What the task asks: Find the string "directory" and gather every line that holds it.

════════

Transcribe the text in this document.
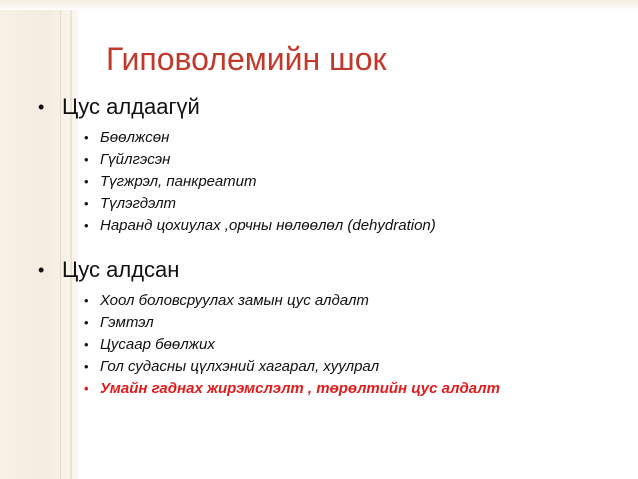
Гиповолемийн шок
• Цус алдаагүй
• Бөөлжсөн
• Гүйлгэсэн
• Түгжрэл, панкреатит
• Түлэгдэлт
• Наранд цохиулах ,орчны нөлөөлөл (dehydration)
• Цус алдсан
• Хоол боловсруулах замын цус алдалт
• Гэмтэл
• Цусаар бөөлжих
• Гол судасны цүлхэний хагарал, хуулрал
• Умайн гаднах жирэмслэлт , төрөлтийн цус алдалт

════════

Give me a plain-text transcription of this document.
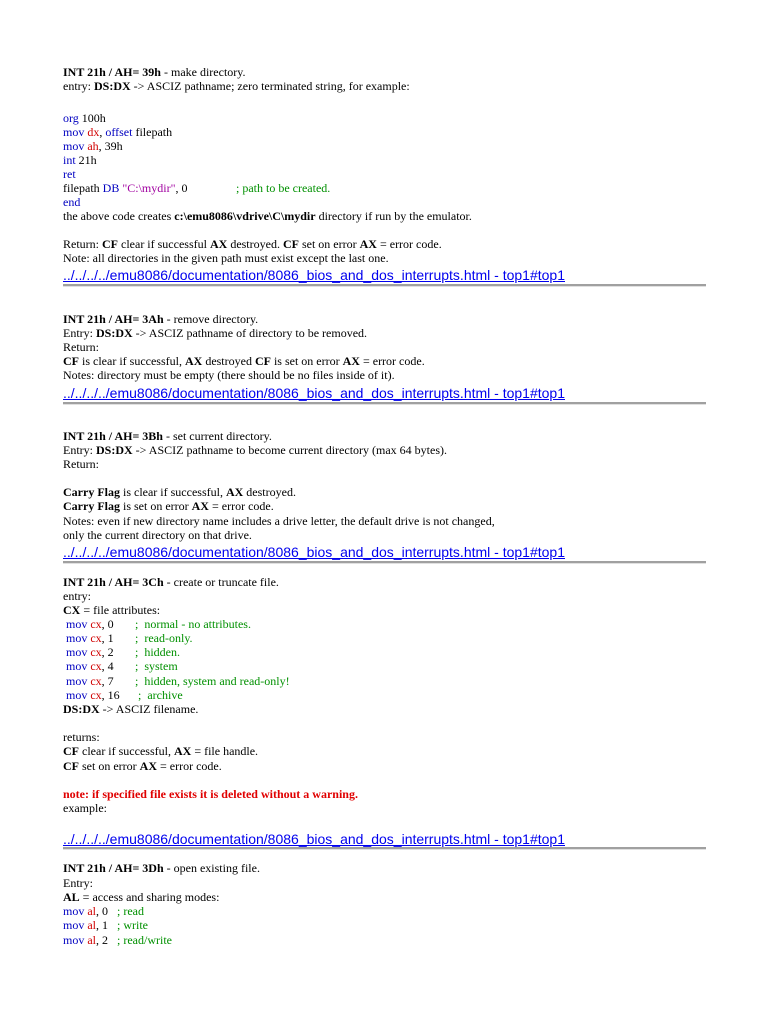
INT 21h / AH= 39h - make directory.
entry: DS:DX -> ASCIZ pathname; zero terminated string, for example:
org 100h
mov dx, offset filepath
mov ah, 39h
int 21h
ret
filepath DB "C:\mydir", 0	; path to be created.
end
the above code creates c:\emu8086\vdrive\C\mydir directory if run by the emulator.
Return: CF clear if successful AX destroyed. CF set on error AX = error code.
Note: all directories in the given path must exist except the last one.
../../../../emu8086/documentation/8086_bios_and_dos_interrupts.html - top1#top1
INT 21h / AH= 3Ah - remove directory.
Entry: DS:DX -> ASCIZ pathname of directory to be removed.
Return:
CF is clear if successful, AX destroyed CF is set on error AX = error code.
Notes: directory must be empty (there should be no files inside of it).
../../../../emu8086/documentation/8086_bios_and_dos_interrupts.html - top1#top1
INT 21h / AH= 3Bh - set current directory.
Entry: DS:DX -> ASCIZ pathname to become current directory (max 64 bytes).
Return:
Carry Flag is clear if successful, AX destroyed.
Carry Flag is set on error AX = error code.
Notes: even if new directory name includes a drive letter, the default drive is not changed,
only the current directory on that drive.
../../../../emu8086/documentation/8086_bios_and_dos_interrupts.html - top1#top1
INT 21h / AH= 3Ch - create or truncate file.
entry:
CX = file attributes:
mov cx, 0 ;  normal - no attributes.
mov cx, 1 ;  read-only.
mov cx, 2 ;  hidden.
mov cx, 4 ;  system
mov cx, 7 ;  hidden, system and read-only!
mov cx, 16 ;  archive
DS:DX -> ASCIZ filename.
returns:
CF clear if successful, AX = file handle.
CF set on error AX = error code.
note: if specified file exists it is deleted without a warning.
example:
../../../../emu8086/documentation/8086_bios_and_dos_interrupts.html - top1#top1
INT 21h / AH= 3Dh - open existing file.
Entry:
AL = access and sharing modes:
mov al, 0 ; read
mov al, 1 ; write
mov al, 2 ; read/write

════════

Solution for this exercise:
INT 21h / AH= 39h - make directory.
the above code creates c:\emu8086\vdrive\C\mydir directory if run by the emulator.
INT 21h / AH= 3Ah - remove directory.
Entry: DS:DX -> ASCIZ pathname of directory to be removed.
Notes: directory must be empty (there should be no files inside of it).
INT 21h / AH= 3Bh - set current directory.
Entry: DS:DX -> ASCIZ pathname to become current directory (max 64 bytes).
Notes: even if new directory name includes a drive letter, the default drive is not changed,
only the current directory on that drive.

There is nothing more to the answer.